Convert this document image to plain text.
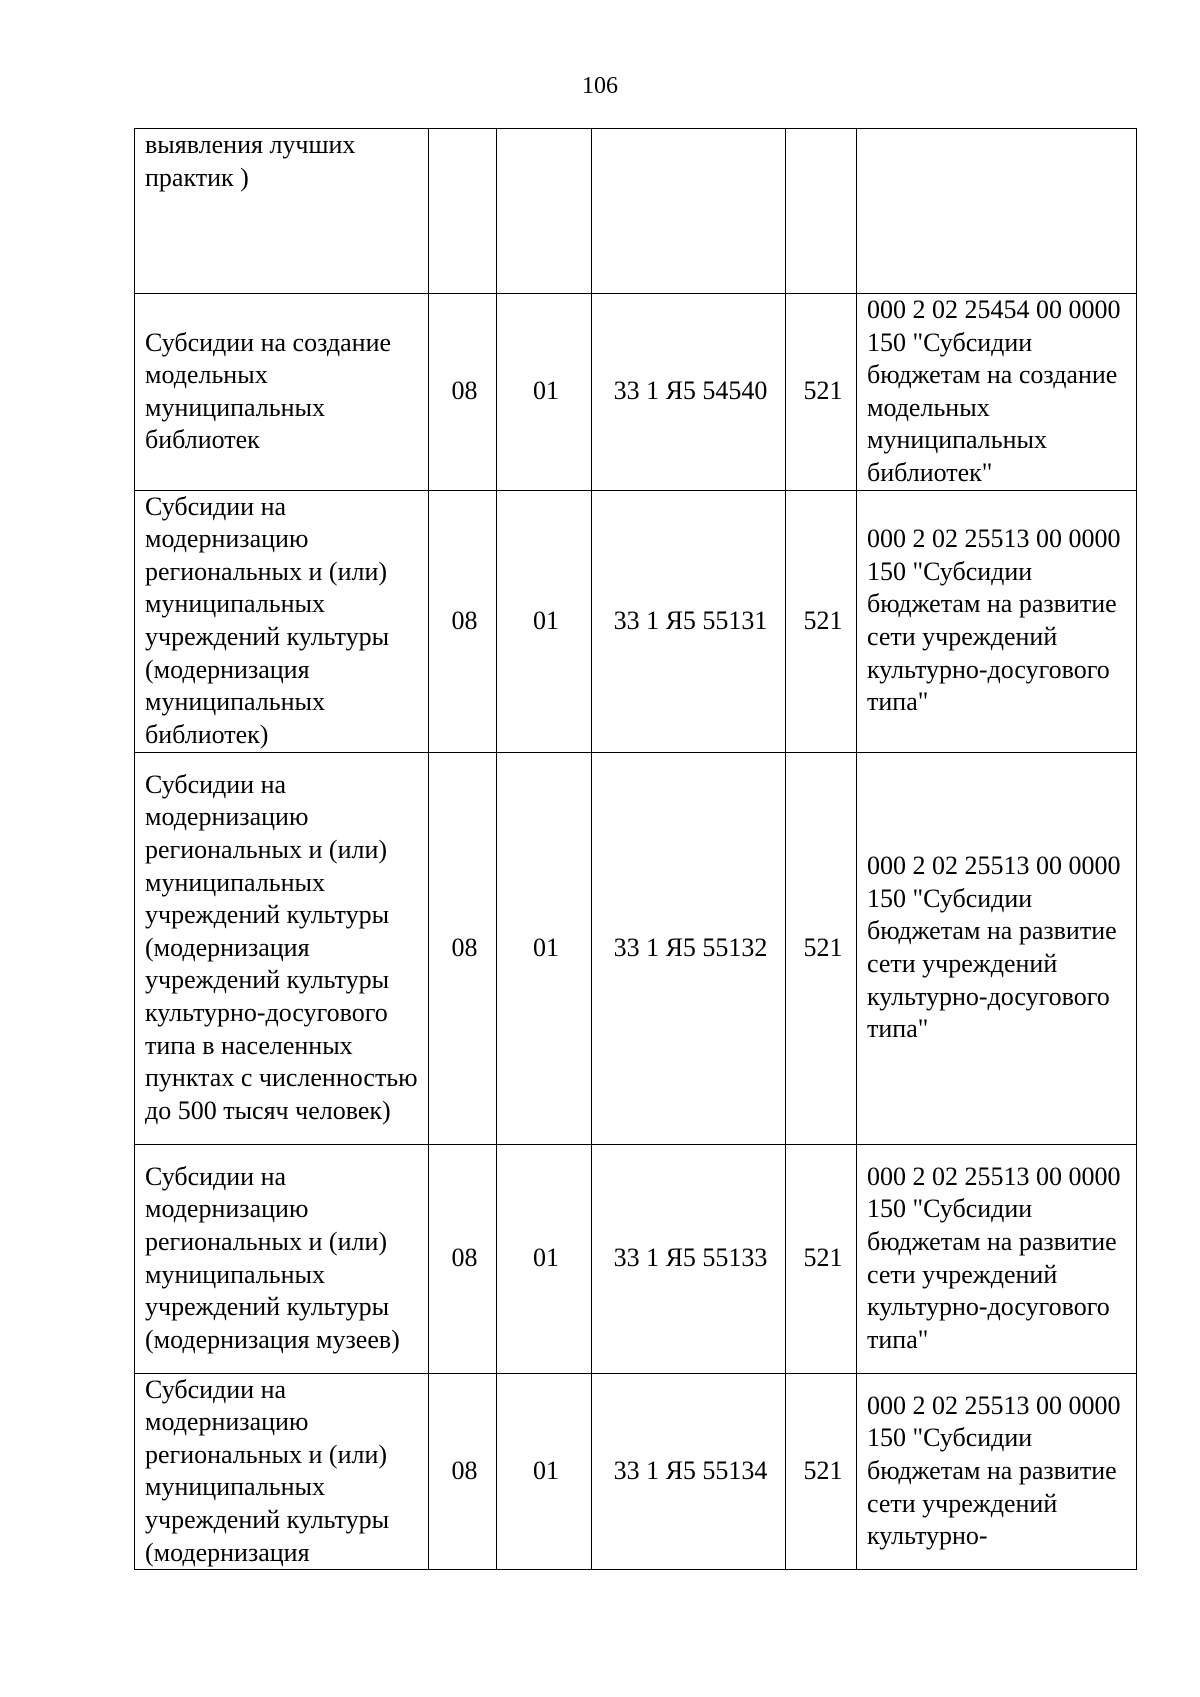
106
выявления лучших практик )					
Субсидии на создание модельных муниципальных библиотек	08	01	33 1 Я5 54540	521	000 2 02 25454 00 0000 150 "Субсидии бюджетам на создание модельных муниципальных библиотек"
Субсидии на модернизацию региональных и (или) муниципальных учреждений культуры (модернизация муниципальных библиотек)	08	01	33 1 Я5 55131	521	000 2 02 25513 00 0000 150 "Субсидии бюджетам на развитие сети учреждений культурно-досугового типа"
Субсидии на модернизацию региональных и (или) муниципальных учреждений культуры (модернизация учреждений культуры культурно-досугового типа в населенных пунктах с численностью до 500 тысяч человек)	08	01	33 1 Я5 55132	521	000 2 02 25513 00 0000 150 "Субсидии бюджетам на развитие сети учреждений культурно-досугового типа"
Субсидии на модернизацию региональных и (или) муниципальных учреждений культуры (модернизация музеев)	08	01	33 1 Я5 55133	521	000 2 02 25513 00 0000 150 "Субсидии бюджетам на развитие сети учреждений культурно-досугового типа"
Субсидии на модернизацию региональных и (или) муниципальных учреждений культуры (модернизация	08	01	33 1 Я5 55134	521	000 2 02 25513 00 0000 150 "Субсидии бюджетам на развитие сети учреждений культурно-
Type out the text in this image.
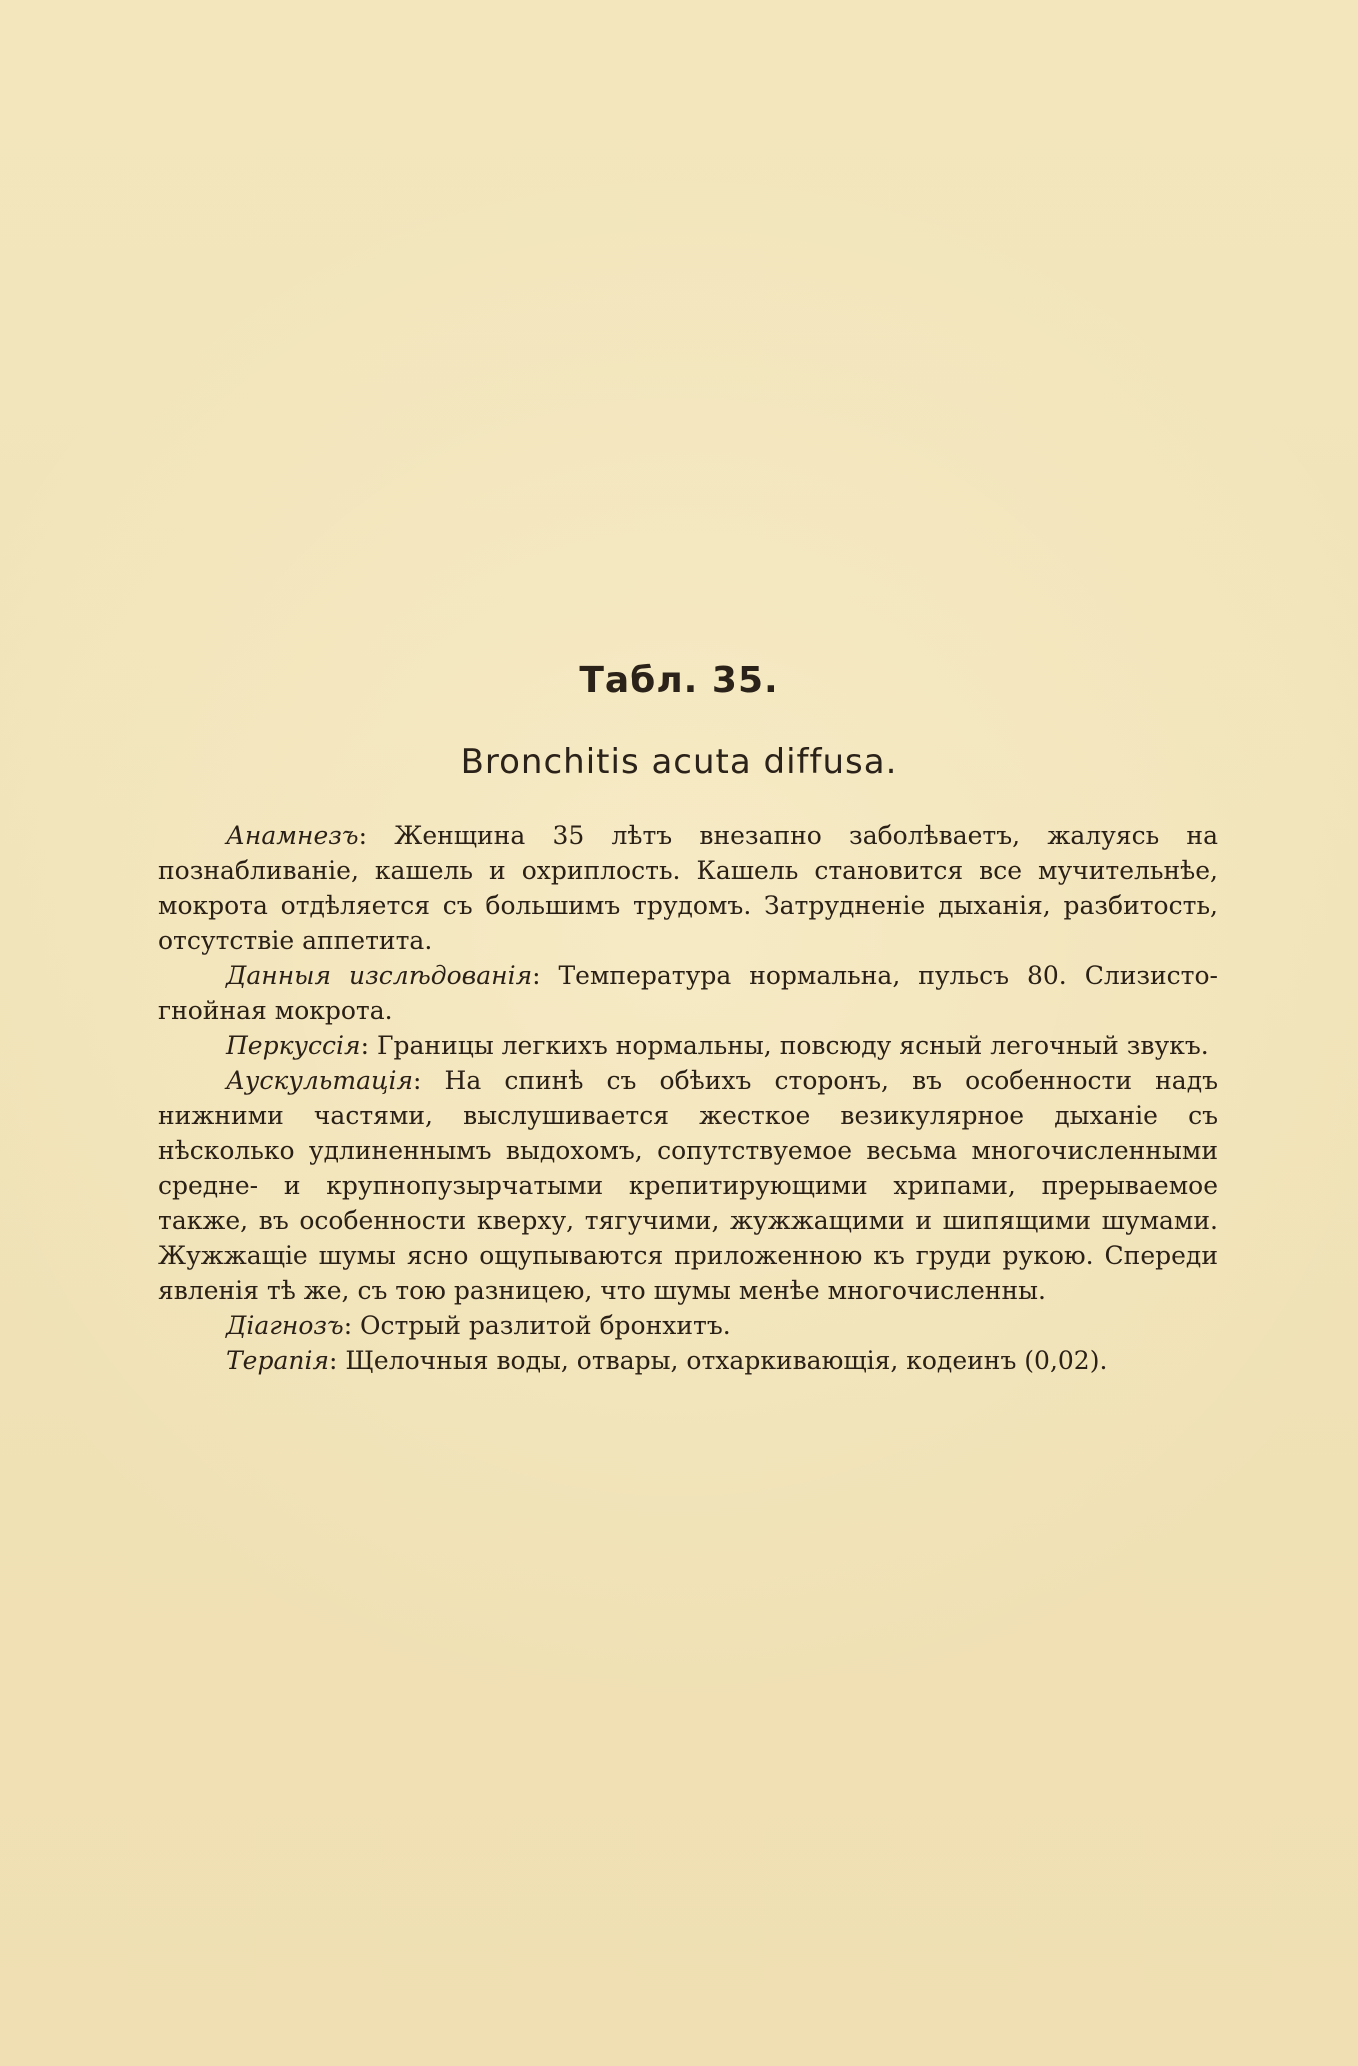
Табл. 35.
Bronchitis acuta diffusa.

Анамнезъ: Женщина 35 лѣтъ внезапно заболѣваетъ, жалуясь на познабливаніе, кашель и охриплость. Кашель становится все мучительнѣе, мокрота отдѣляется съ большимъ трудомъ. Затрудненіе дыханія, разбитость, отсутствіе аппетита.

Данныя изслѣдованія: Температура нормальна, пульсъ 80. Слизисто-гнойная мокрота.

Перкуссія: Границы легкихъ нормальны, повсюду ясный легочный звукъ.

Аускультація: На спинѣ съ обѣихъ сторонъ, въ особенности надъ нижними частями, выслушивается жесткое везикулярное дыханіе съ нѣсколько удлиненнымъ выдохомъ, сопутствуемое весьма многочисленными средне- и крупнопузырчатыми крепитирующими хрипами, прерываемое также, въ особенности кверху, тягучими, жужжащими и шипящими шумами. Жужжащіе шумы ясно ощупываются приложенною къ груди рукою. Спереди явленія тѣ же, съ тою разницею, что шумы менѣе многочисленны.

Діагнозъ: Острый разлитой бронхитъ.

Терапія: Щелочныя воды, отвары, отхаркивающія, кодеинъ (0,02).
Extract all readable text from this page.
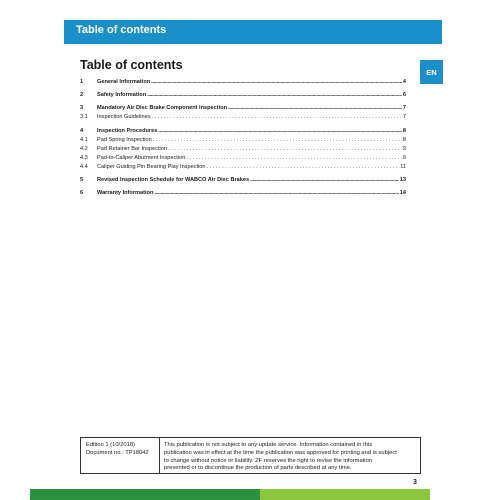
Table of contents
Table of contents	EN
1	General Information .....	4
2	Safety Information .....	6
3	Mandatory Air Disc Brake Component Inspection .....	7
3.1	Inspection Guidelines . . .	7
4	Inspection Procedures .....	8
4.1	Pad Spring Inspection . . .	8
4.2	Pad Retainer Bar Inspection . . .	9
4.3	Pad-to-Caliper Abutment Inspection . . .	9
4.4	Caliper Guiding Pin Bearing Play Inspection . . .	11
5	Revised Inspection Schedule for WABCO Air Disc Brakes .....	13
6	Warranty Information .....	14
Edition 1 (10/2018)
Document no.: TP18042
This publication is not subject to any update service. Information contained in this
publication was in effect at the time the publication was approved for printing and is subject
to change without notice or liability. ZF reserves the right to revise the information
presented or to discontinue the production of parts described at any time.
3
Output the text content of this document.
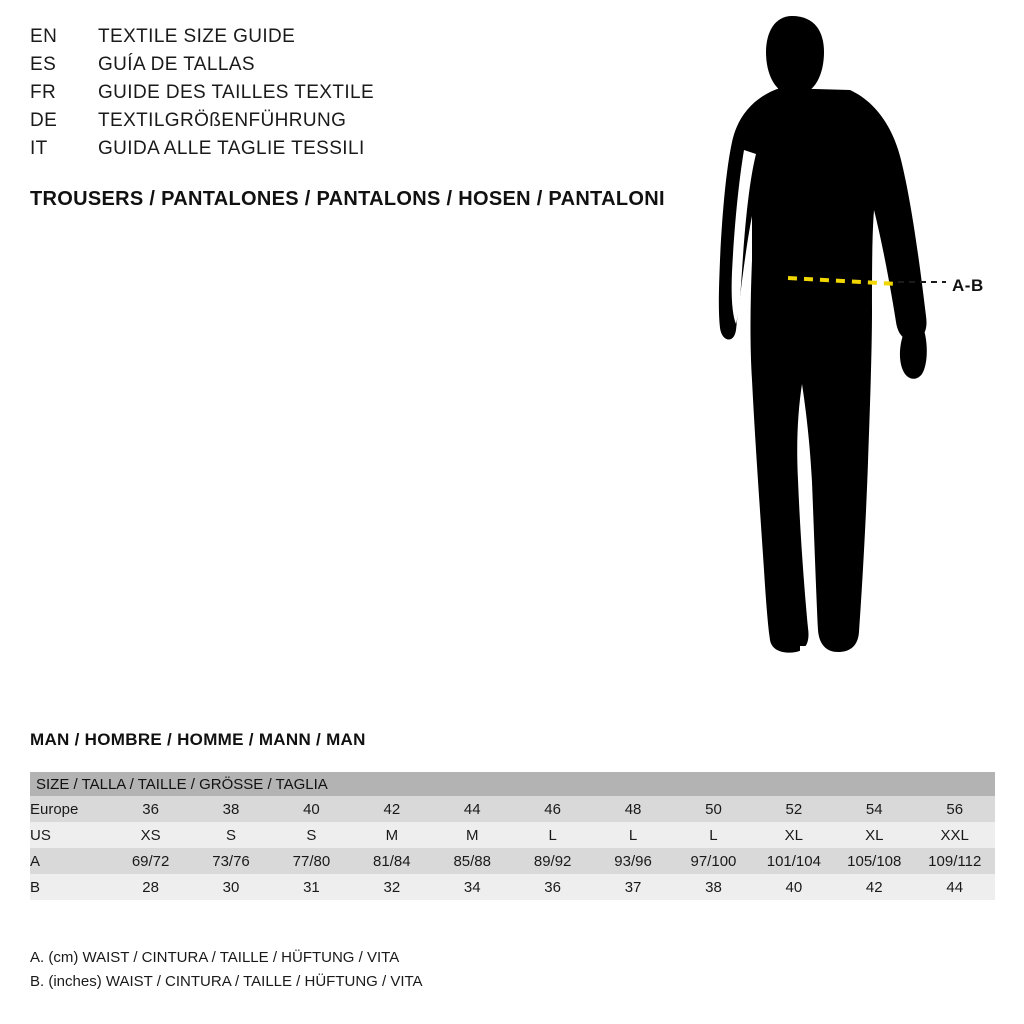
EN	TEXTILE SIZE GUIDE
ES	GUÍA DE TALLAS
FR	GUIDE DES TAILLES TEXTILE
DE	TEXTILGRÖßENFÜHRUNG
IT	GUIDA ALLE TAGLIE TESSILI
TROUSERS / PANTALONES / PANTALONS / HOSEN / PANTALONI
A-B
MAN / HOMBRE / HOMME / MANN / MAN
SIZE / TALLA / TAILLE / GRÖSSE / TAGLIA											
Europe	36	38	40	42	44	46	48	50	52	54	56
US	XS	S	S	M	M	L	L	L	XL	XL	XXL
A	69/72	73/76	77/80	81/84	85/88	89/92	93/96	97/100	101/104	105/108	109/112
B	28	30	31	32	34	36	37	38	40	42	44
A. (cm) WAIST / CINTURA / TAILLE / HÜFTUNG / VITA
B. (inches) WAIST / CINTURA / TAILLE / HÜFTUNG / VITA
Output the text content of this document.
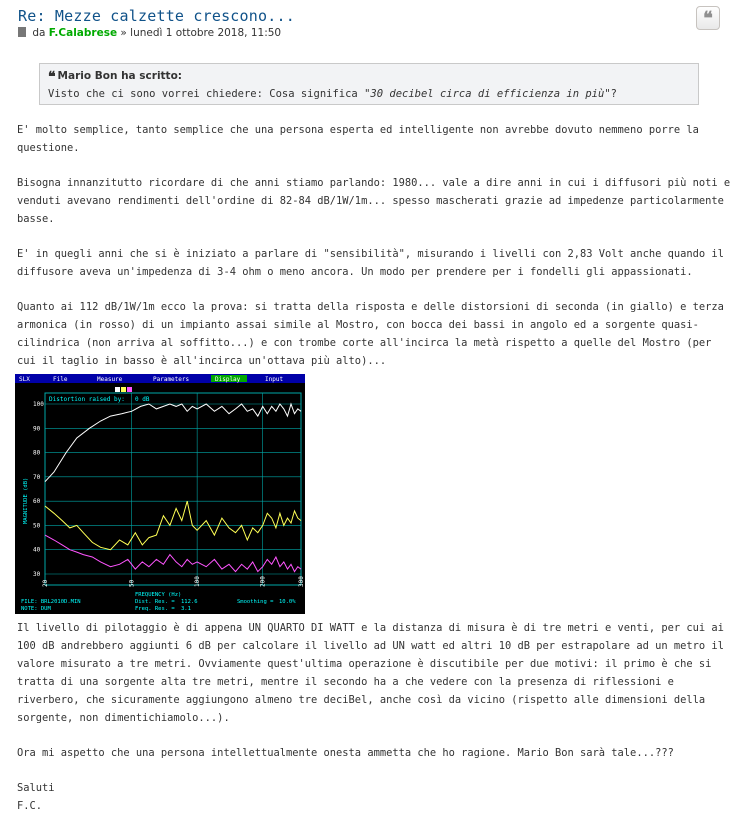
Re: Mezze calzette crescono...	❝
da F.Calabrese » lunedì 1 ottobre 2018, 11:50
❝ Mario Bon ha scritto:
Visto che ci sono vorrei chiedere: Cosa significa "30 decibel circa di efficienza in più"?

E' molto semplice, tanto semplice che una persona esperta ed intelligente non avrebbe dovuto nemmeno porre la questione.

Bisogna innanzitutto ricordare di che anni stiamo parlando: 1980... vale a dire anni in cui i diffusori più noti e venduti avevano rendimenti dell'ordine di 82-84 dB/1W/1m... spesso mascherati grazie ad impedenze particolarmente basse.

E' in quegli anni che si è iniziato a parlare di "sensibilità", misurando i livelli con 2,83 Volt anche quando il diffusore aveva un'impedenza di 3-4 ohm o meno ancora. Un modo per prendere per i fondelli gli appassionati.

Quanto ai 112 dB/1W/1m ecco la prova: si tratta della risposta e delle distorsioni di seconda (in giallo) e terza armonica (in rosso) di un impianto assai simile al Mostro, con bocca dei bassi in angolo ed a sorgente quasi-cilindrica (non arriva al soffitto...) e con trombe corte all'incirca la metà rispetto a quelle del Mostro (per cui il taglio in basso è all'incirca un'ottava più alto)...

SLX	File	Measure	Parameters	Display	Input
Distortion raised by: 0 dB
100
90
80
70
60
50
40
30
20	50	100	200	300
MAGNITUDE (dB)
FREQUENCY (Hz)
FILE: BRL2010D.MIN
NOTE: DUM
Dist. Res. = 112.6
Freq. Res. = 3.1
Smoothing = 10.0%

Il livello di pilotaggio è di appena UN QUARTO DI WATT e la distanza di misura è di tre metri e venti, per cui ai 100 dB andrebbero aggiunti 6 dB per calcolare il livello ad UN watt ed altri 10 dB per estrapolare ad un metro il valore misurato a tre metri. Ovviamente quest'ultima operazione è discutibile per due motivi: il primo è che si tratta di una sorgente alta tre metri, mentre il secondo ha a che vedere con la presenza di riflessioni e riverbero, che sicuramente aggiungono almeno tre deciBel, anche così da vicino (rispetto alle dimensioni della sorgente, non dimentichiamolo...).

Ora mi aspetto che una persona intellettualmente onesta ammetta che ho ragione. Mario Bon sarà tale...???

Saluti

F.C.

________

Extract every line that has the string "VITA" in it.

_Result_.
A. (cm) WAIST / CINTURA / TAILLE / HÜFTUNG / VITA
B. (inches) WAIST / CINTURA / TAILLE / HÜFTUNG / VITA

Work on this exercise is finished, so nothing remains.